• [Your objective]: Write out all of the data exactly as it appears.

• [Data supplied]:
--

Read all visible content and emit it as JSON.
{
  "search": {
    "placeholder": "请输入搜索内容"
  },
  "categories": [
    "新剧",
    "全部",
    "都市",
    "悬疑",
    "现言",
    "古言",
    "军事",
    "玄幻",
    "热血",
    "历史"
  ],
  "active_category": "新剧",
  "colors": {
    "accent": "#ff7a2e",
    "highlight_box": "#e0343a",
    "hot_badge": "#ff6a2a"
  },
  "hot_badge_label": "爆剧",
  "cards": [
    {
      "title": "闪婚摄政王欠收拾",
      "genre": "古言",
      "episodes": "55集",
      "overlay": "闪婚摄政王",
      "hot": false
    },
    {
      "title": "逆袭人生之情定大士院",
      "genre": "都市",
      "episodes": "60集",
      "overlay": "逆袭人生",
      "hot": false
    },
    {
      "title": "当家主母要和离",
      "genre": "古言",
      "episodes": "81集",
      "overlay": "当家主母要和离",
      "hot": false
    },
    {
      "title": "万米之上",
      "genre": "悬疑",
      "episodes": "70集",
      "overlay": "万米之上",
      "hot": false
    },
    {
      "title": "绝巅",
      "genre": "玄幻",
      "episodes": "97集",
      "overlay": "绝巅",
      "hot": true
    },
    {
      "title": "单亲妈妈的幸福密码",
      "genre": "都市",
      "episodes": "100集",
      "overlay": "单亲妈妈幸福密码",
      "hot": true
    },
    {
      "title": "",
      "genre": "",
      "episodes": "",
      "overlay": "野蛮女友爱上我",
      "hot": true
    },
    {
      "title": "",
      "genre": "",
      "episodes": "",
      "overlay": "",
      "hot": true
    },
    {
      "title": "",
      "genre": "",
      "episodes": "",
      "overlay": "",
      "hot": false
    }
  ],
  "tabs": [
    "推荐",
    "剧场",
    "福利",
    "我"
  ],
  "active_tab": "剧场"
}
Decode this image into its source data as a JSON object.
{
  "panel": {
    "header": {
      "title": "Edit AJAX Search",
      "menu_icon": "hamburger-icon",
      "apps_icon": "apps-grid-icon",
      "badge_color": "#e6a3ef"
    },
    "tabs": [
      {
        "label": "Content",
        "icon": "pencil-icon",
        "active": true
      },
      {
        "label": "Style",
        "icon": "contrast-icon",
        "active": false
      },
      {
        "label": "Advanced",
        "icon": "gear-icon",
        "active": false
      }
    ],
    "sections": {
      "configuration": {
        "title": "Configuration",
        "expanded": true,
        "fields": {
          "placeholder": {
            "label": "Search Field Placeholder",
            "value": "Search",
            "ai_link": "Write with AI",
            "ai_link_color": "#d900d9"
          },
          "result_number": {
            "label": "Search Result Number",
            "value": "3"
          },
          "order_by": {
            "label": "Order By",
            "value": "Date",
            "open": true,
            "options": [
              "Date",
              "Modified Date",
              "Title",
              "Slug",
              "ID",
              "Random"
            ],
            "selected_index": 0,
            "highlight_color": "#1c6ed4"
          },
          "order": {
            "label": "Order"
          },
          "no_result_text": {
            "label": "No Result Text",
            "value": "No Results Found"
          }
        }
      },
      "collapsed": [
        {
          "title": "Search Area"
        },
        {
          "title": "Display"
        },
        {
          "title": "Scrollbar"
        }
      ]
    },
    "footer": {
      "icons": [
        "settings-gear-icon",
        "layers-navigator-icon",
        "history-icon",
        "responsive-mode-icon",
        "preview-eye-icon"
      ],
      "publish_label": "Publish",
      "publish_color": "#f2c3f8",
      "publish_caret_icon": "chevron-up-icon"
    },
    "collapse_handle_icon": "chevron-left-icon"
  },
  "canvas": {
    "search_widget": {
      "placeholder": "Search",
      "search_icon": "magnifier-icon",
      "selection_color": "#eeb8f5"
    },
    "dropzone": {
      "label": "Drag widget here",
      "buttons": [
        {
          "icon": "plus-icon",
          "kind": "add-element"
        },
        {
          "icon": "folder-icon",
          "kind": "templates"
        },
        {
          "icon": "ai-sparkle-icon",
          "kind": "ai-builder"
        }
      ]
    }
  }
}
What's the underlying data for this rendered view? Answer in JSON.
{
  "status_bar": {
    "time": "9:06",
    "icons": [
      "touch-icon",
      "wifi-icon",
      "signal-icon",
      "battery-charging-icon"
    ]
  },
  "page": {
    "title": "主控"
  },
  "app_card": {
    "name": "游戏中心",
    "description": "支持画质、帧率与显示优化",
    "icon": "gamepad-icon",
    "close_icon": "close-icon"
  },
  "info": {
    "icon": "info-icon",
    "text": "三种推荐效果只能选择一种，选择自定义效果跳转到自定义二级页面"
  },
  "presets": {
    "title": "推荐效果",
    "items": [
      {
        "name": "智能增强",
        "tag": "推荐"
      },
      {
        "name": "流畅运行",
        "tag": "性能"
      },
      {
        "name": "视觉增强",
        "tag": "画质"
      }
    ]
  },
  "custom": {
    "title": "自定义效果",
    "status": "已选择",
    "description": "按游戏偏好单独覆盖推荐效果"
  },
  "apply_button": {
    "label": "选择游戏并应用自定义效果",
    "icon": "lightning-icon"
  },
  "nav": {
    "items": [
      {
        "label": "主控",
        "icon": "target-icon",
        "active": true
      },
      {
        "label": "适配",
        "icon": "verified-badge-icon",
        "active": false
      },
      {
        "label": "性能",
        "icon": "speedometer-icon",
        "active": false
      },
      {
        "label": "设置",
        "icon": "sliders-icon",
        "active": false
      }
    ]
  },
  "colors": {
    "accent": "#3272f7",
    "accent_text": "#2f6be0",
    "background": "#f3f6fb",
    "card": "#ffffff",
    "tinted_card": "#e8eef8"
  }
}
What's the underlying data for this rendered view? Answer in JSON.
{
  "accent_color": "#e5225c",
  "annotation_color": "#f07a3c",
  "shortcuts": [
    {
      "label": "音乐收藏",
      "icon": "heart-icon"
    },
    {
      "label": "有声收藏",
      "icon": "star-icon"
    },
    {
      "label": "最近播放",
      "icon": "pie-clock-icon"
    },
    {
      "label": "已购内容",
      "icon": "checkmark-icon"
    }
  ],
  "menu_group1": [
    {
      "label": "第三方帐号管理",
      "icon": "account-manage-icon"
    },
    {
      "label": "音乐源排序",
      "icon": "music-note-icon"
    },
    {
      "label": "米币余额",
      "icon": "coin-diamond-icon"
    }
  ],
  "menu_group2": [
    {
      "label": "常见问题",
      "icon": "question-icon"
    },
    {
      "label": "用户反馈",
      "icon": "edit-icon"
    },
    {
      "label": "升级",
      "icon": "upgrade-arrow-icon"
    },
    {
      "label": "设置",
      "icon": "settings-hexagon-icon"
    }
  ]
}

--

• [Answer for the task]:
Read all visible content and emit it as JSON.
{
  "search": {
    "placeholder": "请输入搜索内容"
  },
  "categories": [
    "新剧",
    "全部",
    "都市",
    "悬疑",
    "现言",
    "古言",
    "军事",
    "玄幻",
    "热血",
    "历史"
  ],
  "active_category": "新剧",
  "colors": {
    "accent": "#ff7a2e",
    "highlight_box": "#e0343a",
    "hot_badge": "#ff6a2a"
  },
  "hot_badge_label": "爆剧",
  "cards": [
    {
      "title": "闪婚摄政王欠收拾",
      "genre": "古言",
      "episodes": "55集",
      "overlay": "闪婚摄政王",
      "hot": false
    },
    {
      "title": "逆袭人生之情定大士院",
      "genre": "都市",
      "episodes": "60集",
      "overlay": "逆袭人生",
      "hot": false
    },
    {
      "title": "当家主母要和离",
      "genre": "古言",
      "episodes": "81集",
      "overlay": "当家主母要和离",
      "hot": false
    },
    {
      "title": "万米之上",
      "genre": "悬疑",
      "episodes": "70集",
      "overlay": "万米之上",
      "hot": false
    },
    {
      "title": "绝巅",
      "genre": "玄幻",
      "episodes": "97集",
      "overlay": "绝巅",
      "hot": true
    },
    {
      "title": "单亲妈妈的幸福密码",
      "genre": "都市",
      "episodes": "100集",
      "overlay": "单亲妈妈幸福密码",
      "hot": true
    },
    {
      "title": "",
      "genre": "",
      "episodes": "",
      "overlay": "野蛮女友爱上我",
      "hot": true
    },
    {
      "title": "",
      "genre": "",
      "episodes": "",
      "overlay": "",
      "hot": true
    },
    {
      "title": "",
      "genre": "",
      "episodes": "",
      "overlay": "",
      "hot": false
    }
  ],
  "tabs": [
    "推荐",
    "剧场",
    "福利",
    "我"
  ],
  "active_tab": "剧场"
}
Decode this image into its source data as a JSON object.
{
  "panel": {
    "header": {
      "title": "Edit AJAX Search",
      "menu_icon": "hamburger-icon",
      "apps_icon": "apps-grid-icon",
      "badge_color": "#e6a3ef"
    },
    "tabs": [
      {
        "label": "Content",
        "icon": "pencil-icon",
        "active": true
      },
      {
        "label": "Style",
        "icon": "contrast-icon",
        "active": false
      },
      {
        "label": "Advanced",
        "icon": "gear-icon",
        "active": false
      }
    ],
    "sections": {
      "configuration": {
        "title": "Configuration",
        "expanded": true,
        "fields": {
          "placeholder": {
            "label": "Search Field Placeholder",
            "value": "Search",
            "ai_link": "Write with AI",
            "ai_link_color": "#d900d9"
          },
          "result_number": {
            "label": "Search Result Number",
            "value": "3"
          },
          "order_by": {
            "label": "Order By",
            "value": "Date",
            "open": true,
            "options": [
              "Date",
              "Modified Date",
              "Title",
              "Slug",
              "ID",
              "Random"
            ],
            "selected_index": 0,
            "highlight_color": "#1c6ed4"
          },
          "order": {
            "label": "Order"
          },
          "no_result_text": {
            "label": "No Result Text",
            "value": "No Results Found"
          }
        }
      },
      "collapsed": [
        {
          "title": "Search Area"
        },
        {
          "title": "Display"
        },
        {
          "title": "Scrollbar"
        }
      ]
    },
    "footer": {
      "icons": [
        "settings-gear-icon",
        "layers-navigator-icon",
        "history-icon",
        "responsive-mode-icon",
        "preview-eye-icon"
      ],
      "publish_label": "Publish",
      "publish_color": "#f2c3f8",
      "publish_caret_icon": "chevron-up-icon"
    },
    "collapse_handle_icon": "chevron-left-icon"
  },
  "canvas": {
    "search_widget": {
      "placeholder": "Search",
      "search_icon": "magnifier-icon",
      "selection_color": "#eeb8f5"
    },
    "dropzone": {
      "label": "Drag widget here",
      "buttons": [
        {
          "icon": "plus-icon",
          "kind": "add-element"
        },
        {
          "icon": "folder-icon",
          "kind": "templates"
        },
        {
          "icon": "ai-sparkle-icon",
          "kind": "ai-builder"
        }
      ]
    }
  }
}
What's the underlying data for this rendered view? Answer in JSON.
{
  "status_bar": {
    "time": "9:06",
    "icons": [
      "touch-icon",
      "wifi-icon",
      "signal-icon",
      "battery-charging-icon"
    ]
  },
  "page": {
    "title": "主控"
  },
  "app_card": {
    "name": "游戏中心",
    "description": "支持画质、帧率与显示优化",
    "icon": "gamepad-icon",
    "close_icon": "close-icon"
  },
  "info": {
    "icon": "info-icon",
    "text": "三种推荐效果只能选择一种，选择自定义效果跳转到自定义二级页面"
  },
  "presets": {
    "title": "推荐效果",
    "items": [
      {
        "name": "智能增强",
        "tag": "推荐"
      },
      {
        "name": "流畅运行",
        "tag": "性能"
      },
      {
        "name": "视觉增强",
        "tag": "画质"
      }
    ]
  },
  "custom": {
    "title": "自定义效果",
    "status": "已选择",
    "description": "按游戏偏好单独覆盖推荐效果"
  },
  "apply_button": {
    "label": "选择游戏并应用自定义效果",
    "icon": "lightning-icon"
  },
  "nav": {
    "items": [
      {
        "label": "主控",
        "icon": "target-icon",
        "active": true
      },
      {
        "label": "适配",
        "icon": "verified-badge-icon",
        "active": false
      },
      {
        "label": "性能",
        "icon": "speedometer-icon",
        "active": false
      },
      {
        "label": "设置",
        "icon": "sliders-icon",
        "active": false
      }
    ]
  },
  "colors": {
    "accent": "#3272f7",
    "accent_text": "#2f6be0",
    "background": "#f3f6fb",
    "card": "#ffffff",
    "tinted_card": "#e8eef8"
  }
}
What's the underlying data for this rendered view? Answer in JSON.
{
  "accent_color": "#e5225c",
  "annotation_color": "#f07a3c",
  "shortcuts": [
    {
      "label": "音乐收藏",
      "icon": "heart-icon"
    },
    {
      "label": "有声收藏",
      "icon": "star-icon"
    },
    {
      "label": "最近播放",
      "icon": "pie-clock-icon"
    },
    {
      "label": "已购内容",
      "icon": "checkmark-icon"
    }
  ],
  "menu_group1": [
    {
      "label": "第三方帐号管理",
      "icon": "account-manage-icon"
    },
    {
      "label": "音乐源排序",
      "icon": "music-note-icon"
    },
    {
      "label": "米币余额",
      "icon": "coin-diamond-icon"
    }
  ],
  "menu_group2": [
    {
      "label": "常见问题",
      "icon": "question-icon"
    },
    {
      "label": "用户反馈",
      "icon": "edit-icon"
    },
    {
      "label": "升级",
      "icon": "upgrade-arrow-icon"
    },
    {
      "label": "设置",
      "icon": "settings-hexagon-icon"
    }
  ]
}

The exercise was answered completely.